> [WHAT NEEDS TO BE DONE]: Keep only the lines of the data below that contain "уборщика", and copy them.

> [DATA SUPPLIED]:
※ ※ ※

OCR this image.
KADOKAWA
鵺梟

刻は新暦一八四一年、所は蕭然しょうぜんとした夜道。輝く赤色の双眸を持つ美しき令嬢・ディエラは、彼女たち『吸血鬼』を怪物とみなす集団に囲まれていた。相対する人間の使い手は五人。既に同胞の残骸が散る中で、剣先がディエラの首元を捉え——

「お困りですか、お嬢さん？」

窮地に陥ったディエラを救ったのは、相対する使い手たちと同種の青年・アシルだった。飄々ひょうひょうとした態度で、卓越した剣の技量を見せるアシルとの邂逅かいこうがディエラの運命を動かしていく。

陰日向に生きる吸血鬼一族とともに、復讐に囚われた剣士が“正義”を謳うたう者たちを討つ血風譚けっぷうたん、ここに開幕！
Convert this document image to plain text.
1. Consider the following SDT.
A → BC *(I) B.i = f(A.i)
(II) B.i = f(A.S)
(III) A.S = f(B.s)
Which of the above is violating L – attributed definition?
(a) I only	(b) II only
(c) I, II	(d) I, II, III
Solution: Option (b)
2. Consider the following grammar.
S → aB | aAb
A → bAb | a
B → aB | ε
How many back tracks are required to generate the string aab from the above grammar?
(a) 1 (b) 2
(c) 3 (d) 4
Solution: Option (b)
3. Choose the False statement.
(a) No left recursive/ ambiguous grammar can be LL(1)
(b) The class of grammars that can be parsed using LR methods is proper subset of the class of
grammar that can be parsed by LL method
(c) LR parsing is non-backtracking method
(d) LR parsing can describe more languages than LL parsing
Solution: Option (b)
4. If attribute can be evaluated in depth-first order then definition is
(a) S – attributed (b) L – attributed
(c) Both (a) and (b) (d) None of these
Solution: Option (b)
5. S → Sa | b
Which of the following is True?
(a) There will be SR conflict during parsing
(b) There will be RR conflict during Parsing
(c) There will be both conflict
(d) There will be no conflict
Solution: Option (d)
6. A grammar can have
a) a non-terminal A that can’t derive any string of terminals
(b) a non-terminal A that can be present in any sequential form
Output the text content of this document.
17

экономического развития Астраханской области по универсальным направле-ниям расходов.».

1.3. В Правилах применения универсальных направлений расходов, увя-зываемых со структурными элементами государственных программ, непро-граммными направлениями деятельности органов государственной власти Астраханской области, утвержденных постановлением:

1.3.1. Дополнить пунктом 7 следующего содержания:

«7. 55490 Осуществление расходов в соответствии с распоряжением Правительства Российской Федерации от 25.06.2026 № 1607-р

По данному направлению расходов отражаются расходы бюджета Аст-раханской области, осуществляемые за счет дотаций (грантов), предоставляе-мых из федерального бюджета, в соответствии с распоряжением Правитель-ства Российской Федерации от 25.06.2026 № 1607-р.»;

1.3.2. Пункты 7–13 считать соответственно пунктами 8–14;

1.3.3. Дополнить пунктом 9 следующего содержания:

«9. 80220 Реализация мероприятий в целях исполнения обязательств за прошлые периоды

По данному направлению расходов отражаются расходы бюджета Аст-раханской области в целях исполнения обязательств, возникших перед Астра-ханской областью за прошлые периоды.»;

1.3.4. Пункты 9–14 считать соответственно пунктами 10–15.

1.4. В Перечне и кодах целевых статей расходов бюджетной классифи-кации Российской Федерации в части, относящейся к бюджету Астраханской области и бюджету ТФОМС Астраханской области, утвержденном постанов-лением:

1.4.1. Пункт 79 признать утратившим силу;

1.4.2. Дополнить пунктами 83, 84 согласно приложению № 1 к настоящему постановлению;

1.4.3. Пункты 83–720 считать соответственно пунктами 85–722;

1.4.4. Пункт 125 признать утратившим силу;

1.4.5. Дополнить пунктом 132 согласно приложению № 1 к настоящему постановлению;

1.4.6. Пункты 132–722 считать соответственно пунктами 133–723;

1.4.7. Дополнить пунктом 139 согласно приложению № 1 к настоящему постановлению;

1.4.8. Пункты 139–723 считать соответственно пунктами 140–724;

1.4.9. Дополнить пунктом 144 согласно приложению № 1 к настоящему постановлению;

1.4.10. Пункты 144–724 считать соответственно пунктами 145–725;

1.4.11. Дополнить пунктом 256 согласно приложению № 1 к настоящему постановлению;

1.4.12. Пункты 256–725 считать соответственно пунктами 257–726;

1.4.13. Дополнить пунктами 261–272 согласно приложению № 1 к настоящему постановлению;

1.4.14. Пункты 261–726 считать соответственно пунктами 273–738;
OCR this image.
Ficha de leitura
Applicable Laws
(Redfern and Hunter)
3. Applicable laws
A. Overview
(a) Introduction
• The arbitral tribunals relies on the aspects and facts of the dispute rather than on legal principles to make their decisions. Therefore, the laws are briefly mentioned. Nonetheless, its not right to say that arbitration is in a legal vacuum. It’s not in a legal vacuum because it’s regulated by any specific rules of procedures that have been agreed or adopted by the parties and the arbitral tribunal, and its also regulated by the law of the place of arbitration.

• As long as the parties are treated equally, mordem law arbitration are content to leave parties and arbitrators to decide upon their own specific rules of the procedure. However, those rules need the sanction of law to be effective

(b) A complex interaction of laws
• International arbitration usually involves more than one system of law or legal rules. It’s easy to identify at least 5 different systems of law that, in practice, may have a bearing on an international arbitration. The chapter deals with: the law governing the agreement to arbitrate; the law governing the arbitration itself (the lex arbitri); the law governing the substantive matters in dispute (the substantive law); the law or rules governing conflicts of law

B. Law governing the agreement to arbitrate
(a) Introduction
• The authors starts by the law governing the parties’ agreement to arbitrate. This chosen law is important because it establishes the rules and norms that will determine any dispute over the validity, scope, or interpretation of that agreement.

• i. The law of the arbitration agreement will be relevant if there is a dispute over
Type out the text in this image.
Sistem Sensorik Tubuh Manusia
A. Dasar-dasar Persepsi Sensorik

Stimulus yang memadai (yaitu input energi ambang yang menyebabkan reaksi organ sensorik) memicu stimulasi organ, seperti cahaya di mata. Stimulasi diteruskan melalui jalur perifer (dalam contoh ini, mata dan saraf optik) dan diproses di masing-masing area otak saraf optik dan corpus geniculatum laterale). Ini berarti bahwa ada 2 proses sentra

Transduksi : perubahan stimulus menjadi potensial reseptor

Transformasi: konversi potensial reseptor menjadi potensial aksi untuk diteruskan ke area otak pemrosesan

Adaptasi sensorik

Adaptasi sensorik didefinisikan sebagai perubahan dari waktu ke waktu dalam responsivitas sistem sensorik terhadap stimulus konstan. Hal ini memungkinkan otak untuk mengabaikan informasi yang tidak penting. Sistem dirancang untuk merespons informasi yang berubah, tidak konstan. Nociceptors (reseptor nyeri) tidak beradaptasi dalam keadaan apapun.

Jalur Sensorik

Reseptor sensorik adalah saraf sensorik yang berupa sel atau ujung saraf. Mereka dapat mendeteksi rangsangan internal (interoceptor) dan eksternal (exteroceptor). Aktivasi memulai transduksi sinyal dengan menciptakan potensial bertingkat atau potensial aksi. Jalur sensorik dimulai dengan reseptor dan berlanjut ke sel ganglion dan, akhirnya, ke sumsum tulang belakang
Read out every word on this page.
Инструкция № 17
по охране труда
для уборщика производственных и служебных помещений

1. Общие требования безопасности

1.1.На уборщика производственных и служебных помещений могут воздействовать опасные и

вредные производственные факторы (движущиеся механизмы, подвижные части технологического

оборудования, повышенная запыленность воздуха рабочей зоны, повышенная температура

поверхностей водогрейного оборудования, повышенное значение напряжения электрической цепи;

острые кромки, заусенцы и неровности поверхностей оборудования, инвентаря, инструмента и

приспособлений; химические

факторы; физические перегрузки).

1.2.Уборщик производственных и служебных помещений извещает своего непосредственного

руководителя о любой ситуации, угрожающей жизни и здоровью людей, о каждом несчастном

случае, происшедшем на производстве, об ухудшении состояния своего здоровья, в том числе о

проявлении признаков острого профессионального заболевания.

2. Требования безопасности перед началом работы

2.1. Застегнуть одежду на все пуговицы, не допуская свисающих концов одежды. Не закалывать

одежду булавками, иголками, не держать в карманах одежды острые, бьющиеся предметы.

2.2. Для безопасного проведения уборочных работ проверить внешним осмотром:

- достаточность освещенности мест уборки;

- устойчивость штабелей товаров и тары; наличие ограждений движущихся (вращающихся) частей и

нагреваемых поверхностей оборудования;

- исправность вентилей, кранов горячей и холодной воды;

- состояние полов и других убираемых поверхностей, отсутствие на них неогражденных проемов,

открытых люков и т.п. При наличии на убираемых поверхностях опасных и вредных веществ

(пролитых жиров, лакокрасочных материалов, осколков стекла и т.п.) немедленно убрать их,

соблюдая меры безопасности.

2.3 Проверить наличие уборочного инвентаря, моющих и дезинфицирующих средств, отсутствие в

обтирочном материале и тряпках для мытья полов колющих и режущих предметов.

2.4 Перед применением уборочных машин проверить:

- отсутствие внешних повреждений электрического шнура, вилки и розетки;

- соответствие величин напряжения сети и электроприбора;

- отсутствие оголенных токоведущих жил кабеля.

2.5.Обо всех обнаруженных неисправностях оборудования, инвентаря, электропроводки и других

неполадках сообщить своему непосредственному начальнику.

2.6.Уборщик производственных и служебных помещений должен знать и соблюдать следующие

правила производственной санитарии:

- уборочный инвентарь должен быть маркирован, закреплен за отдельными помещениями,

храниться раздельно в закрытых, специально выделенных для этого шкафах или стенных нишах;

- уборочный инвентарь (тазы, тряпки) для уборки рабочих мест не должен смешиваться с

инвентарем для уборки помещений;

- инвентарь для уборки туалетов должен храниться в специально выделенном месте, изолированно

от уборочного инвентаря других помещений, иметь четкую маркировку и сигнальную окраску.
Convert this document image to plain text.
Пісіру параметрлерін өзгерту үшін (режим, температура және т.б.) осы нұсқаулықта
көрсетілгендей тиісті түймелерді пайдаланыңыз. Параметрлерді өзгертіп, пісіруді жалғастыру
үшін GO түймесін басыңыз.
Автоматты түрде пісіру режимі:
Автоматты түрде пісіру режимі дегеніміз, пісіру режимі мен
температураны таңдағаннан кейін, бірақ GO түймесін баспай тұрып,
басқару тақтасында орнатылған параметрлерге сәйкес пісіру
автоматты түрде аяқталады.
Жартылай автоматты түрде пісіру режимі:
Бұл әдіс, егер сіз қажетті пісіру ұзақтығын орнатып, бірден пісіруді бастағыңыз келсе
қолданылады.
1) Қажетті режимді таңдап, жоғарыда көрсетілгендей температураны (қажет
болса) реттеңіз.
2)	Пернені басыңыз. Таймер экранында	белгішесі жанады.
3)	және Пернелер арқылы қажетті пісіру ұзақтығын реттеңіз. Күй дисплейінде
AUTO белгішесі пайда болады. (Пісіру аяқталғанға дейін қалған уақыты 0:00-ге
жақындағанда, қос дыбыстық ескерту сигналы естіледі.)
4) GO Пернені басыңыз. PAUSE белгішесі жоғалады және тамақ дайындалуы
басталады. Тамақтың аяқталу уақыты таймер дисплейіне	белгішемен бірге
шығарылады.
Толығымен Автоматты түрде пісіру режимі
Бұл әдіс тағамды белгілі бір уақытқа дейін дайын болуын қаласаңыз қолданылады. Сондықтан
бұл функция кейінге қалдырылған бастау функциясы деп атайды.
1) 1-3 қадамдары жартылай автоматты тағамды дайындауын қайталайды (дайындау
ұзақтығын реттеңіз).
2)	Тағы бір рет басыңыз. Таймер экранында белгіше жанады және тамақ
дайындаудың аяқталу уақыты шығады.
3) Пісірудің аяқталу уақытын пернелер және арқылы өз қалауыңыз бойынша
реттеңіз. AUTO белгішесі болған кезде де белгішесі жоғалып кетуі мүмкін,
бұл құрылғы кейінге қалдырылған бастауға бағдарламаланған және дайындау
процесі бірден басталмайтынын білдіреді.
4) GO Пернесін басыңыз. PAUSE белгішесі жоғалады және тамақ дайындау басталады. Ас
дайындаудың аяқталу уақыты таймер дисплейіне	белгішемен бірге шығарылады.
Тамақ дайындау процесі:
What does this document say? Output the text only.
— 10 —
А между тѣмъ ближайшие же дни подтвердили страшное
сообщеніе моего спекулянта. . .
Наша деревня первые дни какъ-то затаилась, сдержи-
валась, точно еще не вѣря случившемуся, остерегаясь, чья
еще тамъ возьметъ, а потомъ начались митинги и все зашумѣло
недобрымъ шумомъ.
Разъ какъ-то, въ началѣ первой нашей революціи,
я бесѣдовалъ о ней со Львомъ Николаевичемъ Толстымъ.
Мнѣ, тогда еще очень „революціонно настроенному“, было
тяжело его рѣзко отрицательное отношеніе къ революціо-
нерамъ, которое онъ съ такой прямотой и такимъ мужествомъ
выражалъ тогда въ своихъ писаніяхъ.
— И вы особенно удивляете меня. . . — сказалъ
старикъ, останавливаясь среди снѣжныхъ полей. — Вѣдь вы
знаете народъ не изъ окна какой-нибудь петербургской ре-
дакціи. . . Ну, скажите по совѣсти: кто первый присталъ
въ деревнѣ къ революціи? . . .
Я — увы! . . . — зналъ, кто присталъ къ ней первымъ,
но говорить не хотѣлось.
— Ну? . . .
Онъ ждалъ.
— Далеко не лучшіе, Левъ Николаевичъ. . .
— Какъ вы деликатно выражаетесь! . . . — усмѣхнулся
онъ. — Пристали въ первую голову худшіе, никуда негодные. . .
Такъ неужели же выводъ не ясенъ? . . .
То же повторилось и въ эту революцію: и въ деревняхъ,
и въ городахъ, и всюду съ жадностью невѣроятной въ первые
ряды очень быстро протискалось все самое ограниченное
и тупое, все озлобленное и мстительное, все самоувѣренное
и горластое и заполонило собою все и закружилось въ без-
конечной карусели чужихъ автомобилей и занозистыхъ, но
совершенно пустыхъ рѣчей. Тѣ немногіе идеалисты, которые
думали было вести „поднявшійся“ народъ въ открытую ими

※ ※ ※

> [SOLUTION FOR THIS TASK]:
для уборщика производственных и служебных помещений
1.1.На уборщика производственных и служебных помещений могут воздействовать опасные и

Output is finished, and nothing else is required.